Give every line from the entries that contains "this".

## START INPUT RECORDS

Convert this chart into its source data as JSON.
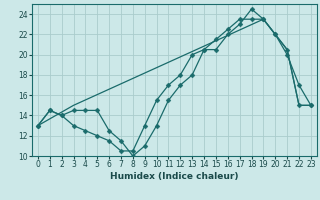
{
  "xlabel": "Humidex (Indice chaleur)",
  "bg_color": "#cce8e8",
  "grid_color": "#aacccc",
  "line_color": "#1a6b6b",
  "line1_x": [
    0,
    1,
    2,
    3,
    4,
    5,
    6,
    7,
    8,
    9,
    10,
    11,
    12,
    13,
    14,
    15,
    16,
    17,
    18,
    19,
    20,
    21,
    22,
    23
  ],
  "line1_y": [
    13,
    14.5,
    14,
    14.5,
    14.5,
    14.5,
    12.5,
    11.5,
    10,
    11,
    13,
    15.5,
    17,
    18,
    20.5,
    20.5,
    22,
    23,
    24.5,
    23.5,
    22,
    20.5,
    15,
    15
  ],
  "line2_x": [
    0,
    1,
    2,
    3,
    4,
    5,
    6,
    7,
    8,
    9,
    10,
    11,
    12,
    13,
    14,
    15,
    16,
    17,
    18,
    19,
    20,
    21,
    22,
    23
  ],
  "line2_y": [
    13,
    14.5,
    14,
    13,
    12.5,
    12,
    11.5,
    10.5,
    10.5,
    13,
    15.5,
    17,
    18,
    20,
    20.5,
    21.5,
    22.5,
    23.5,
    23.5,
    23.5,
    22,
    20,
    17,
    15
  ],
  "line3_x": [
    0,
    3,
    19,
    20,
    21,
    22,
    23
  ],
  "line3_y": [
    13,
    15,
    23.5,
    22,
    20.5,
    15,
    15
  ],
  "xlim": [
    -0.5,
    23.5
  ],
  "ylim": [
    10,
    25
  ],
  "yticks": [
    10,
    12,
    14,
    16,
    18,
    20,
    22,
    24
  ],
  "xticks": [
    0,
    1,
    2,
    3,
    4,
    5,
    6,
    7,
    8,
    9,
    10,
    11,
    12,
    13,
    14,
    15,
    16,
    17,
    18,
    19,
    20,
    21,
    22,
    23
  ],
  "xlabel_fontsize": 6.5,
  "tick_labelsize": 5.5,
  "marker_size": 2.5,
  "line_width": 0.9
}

## END INPUT RECORDS
## START INPUT RECORDS

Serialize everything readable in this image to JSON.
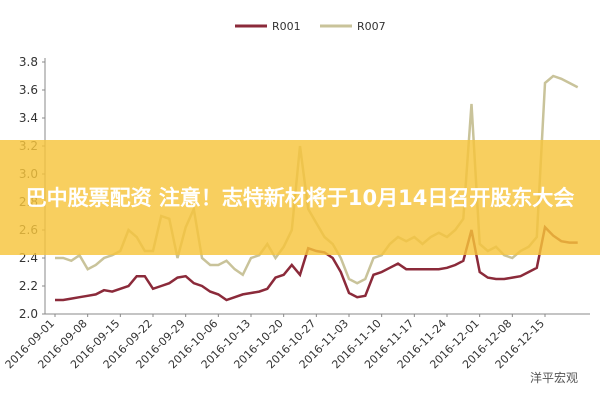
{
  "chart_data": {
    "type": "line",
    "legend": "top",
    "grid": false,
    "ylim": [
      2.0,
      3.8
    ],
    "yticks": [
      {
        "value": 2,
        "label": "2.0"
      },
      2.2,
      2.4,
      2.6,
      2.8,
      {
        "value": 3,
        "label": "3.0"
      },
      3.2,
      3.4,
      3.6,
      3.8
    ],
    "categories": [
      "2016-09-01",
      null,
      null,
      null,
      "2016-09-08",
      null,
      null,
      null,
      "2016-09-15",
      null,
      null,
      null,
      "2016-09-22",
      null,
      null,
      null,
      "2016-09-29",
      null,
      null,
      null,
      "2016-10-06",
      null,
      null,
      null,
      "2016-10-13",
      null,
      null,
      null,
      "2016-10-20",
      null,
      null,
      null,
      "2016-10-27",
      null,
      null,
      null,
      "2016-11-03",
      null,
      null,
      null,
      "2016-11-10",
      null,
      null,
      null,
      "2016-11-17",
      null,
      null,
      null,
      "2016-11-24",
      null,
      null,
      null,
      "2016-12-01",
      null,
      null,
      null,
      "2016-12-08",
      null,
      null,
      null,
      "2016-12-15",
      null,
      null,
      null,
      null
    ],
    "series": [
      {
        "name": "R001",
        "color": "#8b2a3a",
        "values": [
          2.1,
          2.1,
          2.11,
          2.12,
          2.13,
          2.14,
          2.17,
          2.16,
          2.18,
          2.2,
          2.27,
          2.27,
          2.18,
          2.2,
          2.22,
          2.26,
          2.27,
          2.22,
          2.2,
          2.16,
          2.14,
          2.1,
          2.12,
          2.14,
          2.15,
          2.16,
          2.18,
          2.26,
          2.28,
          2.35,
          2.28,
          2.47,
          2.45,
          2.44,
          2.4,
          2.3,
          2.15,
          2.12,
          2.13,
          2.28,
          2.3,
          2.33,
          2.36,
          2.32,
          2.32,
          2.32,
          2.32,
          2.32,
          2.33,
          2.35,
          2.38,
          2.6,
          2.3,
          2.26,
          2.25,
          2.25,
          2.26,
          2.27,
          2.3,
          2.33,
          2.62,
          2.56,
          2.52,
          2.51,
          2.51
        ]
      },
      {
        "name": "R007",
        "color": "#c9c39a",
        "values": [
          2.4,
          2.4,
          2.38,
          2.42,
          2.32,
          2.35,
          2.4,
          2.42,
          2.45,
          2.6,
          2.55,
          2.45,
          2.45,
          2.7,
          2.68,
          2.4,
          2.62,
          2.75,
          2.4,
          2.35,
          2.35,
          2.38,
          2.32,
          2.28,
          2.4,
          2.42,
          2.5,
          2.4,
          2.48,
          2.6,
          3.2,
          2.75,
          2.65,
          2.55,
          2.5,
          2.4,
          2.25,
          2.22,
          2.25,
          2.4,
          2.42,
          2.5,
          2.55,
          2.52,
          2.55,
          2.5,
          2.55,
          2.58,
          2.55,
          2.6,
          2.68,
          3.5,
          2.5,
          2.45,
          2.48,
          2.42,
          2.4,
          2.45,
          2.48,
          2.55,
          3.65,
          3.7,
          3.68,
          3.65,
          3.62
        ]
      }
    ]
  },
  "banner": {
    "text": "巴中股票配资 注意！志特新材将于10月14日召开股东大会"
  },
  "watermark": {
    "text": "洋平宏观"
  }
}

## END INPUT RECORDS

▶ **TASK RESULT**:
Convert this chart into its source data as JSON.
Serialize everything readable in this image to JSON.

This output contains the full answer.